A good place to have it would be on ConvertAvroToJSON so that it has a option to say if it
goes to attribute or to FlowFile, defaulting to Flowfile.

Would be the Changed accepted  ? I would create a PR for it. 


Jorge Machado





> On 20 Mar 2018, at 22:35, Otto Fowler <ottobackwards@gmail.com> wrote:
> 
> We could start with routeOnJsonPath and do the record path as the need
> arises?
> 
> 
> On March 20, 2018 at 16:06:34, Matt Burgess (mattyb149@apache.org) wrote:
> 
> Rather than restricting it to JSONPath, perhaps we should have a
> RouteOnRecordPath or RouteRecord using the RecordPath API? Even better
> would be the ability to use RecordPath functions in QueryRecord, but
> that involves digging into Calcite as well. I realize JSONPath might
> have more capabilities than RecordPath at the moment, but it seems a
> shame to force the user to convert to JSON to use a "RouteOnJSONPath"
> processor, the record-aware processors are meant to replace that kind
> of format-specific functionality.
> 
> Regards,
> Matt
> 
> On Tue, Mar 20, 2018 at 12:19 PM, Sivaprasanna
> <sivaprasanna246@gmail.com> wrote:
>> Like the idea that Otto suggested. RoutOnJSONPath makes more sense since
>> making the flattened JSON write to attributes is restricted to that
>> processor alone.
>> 
>> On Tue, Mar 20, 2018 at 8:37 PM, Otto Fowler <ottobackwards@gmail.com>
>> wrote:
>> 
>>> Why not create a new processor that does routeOnJSONPath and works on
> the
>>> flow file?
>>> 
>>> 
>>> On March 20, 2018 at 10:39:37, Jorge Machado (jomach@me.com) wrote:
>>> 
>>> So that is what we actually are doing EvaluateJsonPath the problem with
>>> that is, that is hard to build something generic if we need to specify
> each
>>> property by his name, that’s why this idea.
>>> 
>>> Should I make a PR for this or is this to business specific ?
>>> 
>>> 
>>> Jorge Machado
>>> 
>>>> On 20 Mar 2018, at 15:30, Bryan Bende <bbende@gmail.com> wrote:
>>>> 
>>>> Ok so I guess it depends whether you end up needing all 30 fields as
>>>> attributes to achieve the logic in your flow, or if you only need a
>>>> couple.
>>>> 
>>>> If you only need a couple you could probably use EvaluateJsonPath
>>>> after FlattenJson to extract just the couple of fields you need into
>>>> attributes.

● **Tasks to carry out**
**A)** Answer these from the thread:
(i) Which processor does Jorge Machado want to give an option for sending output to an attribute or to the FlowFile?
(ii) Which API does Matt Burgess propose that a RouteOnRecordPath or RouteRecord should use?
(iii) Which processor does Bryan Bende suggest using after FlattenJson to pull a few fields into attributes?
**B)** Write out the part of the thread starting at "A good place" and ending at "a PR for it.".
**C)** List every distinct email address in the thread.
The listing after this point isn't needed for any of this work.

● **Recorded information**
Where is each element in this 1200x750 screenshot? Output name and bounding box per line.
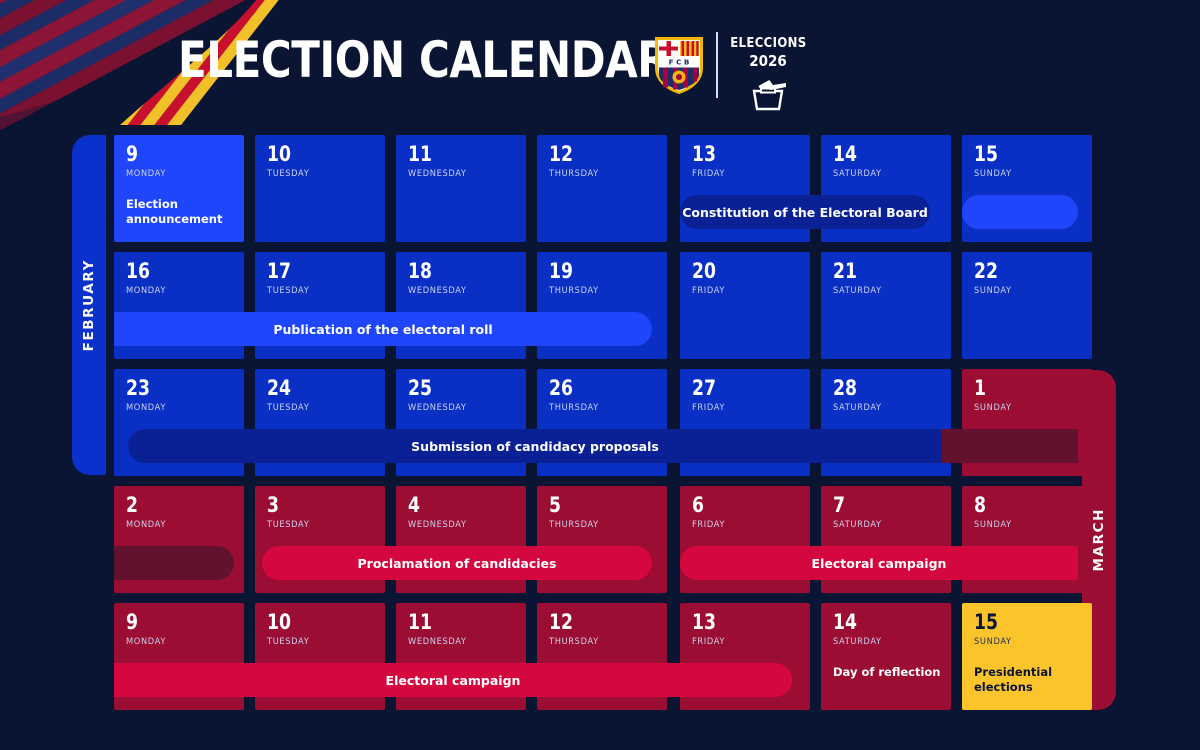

● **Expected responses**
**A)**
(i) ConvertAvroToJSON
(ii) The RecordPath API
(iii) EvaluateJsonPath

**B)**
A good place to have it would be on ConvertAvroToJSON so that it has a option to say if it
goes to attribute or to FlowFile, defaulting to Flowfile.

Would be the Changed accepted  ? I would create a PR for it.

**C)**
ottobackwards@gmail.com
mattyb149@apache.org
sivaprasanna246@gmail.com
jomach@me.com
bbende@gmail.com